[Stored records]
* * * * *

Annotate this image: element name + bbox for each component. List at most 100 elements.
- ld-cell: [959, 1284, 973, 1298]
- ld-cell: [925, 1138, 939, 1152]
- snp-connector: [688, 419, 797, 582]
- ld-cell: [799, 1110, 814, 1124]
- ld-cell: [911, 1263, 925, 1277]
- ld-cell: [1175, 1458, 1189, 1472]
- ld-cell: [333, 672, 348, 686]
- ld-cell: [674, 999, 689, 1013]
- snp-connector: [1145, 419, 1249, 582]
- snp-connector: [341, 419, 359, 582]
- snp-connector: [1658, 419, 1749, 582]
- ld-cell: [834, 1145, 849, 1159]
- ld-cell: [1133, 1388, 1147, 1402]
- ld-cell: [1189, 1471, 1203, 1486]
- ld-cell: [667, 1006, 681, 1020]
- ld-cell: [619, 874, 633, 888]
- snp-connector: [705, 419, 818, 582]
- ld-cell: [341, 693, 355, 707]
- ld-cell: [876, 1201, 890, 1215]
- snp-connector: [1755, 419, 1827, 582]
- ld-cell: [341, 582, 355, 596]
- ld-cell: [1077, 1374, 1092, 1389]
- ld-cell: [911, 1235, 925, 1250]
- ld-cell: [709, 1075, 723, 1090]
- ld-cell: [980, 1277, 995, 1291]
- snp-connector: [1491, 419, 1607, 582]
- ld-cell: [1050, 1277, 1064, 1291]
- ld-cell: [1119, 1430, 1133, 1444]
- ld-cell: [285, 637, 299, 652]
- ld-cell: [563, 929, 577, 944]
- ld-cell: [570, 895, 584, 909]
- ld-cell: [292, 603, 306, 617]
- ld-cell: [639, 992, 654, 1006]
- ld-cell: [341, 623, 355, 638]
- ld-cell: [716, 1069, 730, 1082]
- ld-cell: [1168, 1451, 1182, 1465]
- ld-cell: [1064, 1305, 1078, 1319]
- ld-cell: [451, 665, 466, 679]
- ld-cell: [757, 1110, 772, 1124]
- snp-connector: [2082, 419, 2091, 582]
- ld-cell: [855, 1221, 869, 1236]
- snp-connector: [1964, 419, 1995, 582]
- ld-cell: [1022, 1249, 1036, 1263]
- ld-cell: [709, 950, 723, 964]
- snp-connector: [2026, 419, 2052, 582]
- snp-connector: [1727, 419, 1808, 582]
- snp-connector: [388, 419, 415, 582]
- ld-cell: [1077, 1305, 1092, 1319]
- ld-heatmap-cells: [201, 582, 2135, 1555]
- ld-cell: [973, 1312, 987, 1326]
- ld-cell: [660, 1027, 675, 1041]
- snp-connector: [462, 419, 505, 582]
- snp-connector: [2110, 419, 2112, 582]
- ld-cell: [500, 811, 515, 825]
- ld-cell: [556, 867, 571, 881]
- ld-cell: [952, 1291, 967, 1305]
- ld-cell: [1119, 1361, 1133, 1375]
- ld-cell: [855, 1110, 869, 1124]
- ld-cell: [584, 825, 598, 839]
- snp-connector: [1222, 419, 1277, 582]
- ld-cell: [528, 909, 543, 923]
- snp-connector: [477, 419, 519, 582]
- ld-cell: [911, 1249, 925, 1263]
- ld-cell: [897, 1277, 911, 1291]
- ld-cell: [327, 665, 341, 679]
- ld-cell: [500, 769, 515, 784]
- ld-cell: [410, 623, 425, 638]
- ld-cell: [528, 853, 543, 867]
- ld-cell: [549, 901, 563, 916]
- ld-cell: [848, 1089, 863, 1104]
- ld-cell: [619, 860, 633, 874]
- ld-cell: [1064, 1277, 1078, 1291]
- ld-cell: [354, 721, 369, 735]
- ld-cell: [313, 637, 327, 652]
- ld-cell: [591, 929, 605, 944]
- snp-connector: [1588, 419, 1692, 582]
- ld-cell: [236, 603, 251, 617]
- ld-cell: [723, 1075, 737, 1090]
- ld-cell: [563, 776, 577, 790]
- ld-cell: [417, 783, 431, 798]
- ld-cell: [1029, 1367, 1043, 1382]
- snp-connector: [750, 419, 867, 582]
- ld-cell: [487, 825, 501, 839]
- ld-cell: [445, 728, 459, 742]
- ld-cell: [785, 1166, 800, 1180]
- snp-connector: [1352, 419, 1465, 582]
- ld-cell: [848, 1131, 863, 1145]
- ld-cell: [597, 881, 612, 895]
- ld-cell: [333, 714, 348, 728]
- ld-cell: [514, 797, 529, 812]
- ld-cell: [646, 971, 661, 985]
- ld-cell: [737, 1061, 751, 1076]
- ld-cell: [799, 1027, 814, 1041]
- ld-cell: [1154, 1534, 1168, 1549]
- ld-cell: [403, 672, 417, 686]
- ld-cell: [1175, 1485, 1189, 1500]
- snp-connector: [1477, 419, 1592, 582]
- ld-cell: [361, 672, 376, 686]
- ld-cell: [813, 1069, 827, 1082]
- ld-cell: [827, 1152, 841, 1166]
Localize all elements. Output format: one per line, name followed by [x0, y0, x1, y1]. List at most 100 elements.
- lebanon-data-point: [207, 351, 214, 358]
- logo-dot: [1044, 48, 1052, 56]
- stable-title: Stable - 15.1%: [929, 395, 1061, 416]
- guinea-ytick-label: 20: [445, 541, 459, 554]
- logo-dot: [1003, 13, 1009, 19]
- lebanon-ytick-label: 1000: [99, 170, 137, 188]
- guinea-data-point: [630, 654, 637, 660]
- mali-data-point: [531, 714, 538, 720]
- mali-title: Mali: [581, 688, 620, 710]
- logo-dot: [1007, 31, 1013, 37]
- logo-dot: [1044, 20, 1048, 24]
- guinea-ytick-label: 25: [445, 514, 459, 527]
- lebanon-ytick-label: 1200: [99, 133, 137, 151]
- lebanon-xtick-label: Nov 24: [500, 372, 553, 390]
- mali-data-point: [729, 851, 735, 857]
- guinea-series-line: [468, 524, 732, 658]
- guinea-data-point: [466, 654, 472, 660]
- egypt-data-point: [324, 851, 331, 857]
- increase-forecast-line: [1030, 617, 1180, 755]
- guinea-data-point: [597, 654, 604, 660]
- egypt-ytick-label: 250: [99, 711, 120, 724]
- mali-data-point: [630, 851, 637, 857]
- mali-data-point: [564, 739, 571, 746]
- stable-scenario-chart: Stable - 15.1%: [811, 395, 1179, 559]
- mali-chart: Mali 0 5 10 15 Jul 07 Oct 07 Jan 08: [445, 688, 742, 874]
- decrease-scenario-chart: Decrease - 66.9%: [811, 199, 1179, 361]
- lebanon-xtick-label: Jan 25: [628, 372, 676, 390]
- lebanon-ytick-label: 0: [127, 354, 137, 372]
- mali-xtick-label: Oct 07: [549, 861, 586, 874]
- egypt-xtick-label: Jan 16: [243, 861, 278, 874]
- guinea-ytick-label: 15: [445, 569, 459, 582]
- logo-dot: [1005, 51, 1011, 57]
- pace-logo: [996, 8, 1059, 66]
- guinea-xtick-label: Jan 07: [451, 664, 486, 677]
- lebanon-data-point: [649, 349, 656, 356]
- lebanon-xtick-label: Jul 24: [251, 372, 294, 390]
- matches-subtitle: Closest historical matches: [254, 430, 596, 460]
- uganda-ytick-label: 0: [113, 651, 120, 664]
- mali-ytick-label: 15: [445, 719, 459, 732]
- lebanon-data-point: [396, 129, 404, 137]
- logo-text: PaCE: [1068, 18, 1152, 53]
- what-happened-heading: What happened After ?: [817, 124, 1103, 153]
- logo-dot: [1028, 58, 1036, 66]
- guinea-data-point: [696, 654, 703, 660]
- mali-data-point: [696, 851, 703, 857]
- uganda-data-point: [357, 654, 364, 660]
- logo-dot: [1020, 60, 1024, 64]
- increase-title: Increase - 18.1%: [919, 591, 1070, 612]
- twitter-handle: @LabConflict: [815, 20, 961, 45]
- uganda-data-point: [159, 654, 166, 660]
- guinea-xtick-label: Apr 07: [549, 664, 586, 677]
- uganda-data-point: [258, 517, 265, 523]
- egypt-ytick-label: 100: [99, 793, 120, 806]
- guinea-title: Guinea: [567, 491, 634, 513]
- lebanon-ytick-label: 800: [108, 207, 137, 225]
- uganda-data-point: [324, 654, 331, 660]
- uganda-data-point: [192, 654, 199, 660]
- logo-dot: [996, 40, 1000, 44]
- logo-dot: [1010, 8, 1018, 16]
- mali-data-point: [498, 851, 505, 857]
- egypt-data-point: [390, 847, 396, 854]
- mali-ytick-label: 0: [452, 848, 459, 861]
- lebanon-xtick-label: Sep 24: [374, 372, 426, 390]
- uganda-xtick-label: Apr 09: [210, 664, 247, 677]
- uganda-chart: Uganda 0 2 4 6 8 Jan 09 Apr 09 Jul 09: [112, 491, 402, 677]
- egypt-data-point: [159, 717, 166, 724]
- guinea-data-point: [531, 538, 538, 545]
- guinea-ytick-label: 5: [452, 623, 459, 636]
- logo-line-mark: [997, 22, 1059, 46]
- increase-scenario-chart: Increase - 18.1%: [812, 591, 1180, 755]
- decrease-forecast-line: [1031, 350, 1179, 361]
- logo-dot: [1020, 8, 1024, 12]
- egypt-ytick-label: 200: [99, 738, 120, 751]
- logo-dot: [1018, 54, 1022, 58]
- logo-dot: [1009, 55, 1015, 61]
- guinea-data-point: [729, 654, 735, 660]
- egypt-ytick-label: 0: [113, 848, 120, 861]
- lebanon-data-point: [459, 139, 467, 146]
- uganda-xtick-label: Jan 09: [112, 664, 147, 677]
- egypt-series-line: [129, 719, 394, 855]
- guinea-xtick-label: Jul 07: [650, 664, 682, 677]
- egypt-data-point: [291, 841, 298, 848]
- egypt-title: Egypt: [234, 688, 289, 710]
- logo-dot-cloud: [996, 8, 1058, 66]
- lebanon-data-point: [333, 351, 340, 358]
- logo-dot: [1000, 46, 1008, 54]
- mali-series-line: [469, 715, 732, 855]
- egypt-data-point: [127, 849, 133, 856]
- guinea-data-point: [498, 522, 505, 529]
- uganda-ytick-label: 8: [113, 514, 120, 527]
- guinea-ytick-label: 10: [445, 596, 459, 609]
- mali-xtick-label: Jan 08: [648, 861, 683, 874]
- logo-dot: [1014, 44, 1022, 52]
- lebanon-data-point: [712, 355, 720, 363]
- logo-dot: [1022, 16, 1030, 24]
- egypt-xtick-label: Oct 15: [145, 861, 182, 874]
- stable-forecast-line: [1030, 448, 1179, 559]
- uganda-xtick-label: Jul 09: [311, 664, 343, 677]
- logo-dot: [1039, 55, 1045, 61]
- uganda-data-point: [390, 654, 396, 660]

* * * * *

▸ **WHAT IS REQUIRED**
Turn the lines running from the start of the stored records through the line that contains "- snp-connector: [1755, 419, 1827, 582]" into a numbered list, leaving out any blank lines and including both ends.

▸ **FINAL RESULT**
1. Annotate this image: element name + bbox for each component. List at most 100 elements.
2. - ld-cell: [959, 1284, 973, 1298]
3. - ld-cell: [925, 1138, 939, 1152]
4. - snp-connector: [688, 419, 797, 582]
5. - ld-cell: [799, 1110, 814, 1124]
6. - ld-cell: [911, 1263, 925, 1277]
7. - ld-cell: [1175, 1458, 1189, 1472]
8. - ld-cell: [333, 672, 348, 686]
9. - ld-cell: [674, 999, 689, 1013]
10. - snp-connector: [1145, 419, 1249, 582]
11. - snp-connector: [341, 419, 359, 582]
12. - snp-connector: [1658, 419, 1749, 582]
13. - ld-cell: [834, 1145, 849, 1159]
14. - ld-cell: [1133, 1388, 1147, 1402]
15. - ld-cell: [1189, 1471, 1203, 1486]
16. - ld-cell: [667, 1006, 681, 1020]
17. - ld-cell: [619, 874, 633, 888]
18. - snp-connector: [705, 419, 818, 582]
19. - ld-cell: [341, 693, 355, 707]
20. - ld-cell: [876, 1201, 890, 1215]
21. - snp-connector: [1755, 419, 1827, 582]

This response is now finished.